MATERIAL PROVIDED -
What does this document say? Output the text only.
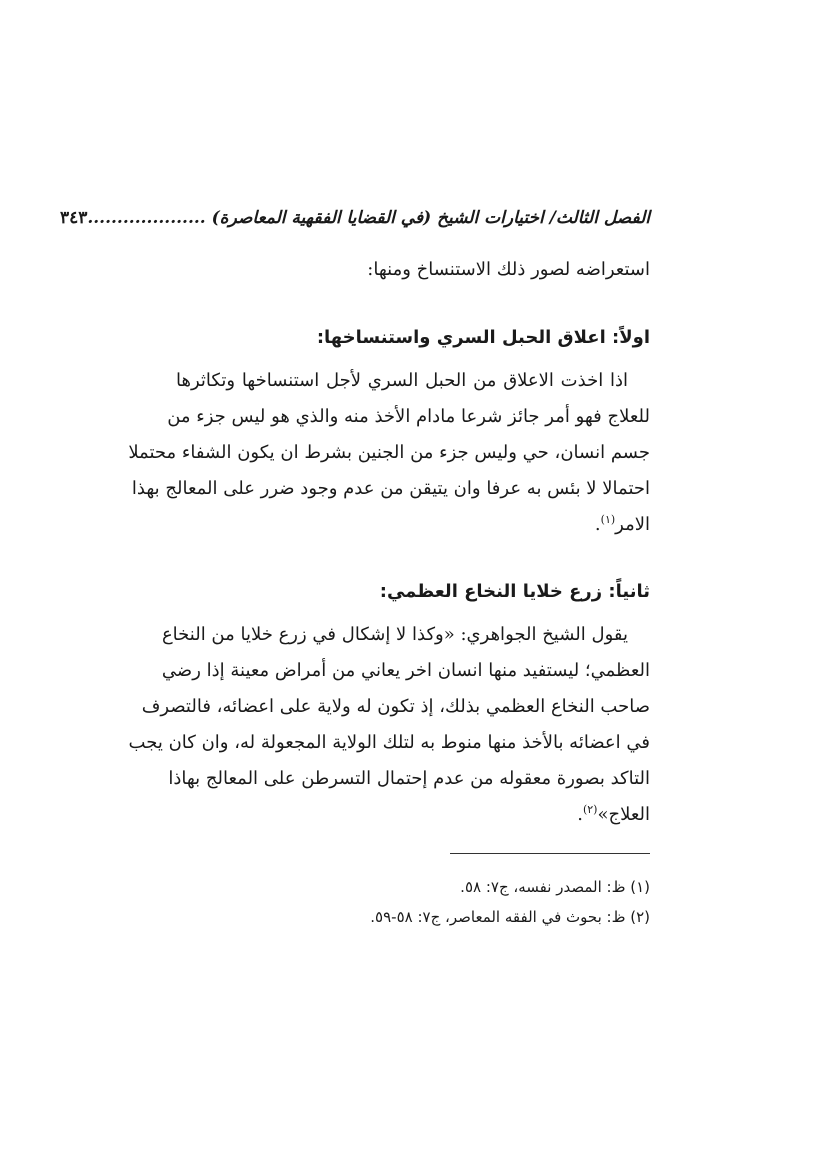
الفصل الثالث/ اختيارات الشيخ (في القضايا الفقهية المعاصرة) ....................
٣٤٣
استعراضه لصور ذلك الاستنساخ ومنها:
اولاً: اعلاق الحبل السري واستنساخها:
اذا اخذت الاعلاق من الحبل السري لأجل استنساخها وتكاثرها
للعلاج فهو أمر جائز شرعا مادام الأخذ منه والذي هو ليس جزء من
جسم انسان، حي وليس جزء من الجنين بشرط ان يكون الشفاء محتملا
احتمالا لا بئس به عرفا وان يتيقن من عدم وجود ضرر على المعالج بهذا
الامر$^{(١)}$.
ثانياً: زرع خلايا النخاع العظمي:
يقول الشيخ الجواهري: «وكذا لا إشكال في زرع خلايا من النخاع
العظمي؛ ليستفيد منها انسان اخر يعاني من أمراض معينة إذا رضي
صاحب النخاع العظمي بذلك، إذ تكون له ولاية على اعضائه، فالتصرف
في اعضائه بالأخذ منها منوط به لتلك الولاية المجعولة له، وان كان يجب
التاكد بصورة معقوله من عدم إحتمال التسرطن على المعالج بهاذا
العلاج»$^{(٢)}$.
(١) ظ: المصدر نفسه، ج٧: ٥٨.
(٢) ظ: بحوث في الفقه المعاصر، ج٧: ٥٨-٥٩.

* * *

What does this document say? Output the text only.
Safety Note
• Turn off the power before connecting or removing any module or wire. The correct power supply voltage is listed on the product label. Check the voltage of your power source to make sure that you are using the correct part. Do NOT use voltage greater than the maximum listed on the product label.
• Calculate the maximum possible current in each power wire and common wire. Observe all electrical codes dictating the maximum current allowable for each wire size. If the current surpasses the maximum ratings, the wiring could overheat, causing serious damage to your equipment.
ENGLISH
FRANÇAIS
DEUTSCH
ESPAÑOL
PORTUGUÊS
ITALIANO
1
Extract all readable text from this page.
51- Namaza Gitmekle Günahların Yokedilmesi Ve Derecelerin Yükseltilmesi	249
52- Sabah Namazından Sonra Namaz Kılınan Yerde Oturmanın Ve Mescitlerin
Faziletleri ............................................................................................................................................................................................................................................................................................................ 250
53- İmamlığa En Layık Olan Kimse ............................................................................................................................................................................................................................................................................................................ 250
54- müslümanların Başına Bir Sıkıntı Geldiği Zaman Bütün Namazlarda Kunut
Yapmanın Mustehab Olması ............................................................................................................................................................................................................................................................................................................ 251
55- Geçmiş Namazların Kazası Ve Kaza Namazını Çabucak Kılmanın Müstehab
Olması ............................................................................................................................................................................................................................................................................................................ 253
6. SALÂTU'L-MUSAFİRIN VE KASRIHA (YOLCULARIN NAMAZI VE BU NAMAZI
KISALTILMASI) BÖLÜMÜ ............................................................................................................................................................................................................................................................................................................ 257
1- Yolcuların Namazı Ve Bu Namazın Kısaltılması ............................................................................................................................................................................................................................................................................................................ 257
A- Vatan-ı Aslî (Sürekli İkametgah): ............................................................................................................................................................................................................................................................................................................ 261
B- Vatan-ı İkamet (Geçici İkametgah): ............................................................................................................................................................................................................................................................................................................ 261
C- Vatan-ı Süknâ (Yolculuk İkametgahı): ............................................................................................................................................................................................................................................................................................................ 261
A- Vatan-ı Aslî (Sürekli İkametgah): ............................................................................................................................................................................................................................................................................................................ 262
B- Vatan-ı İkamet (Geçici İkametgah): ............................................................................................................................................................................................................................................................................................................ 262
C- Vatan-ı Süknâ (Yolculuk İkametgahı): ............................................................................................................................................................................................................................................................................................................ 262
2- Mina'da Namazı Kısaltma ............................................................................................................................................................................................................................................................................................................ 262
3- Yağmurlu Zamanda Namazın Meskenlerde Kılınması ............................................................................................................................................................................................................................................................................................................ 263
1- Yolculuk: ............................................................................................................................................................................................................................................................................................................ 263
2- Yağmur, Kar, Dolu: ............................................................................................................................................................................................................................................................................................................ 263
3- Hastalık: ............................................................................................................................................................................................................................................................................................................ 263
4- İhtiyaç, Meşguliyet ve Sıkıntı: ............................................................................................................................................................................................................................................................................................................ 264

THE PROBLEM - Search the entries for the word "خلايا" and pick out every line that holds it.

ANSWER BELOW -
ثانياً: زرع خلايا النخاع العظمي:
يقول الشيخ الجواهري: «وكذا لا إشكال في زرع خلايا من النخاع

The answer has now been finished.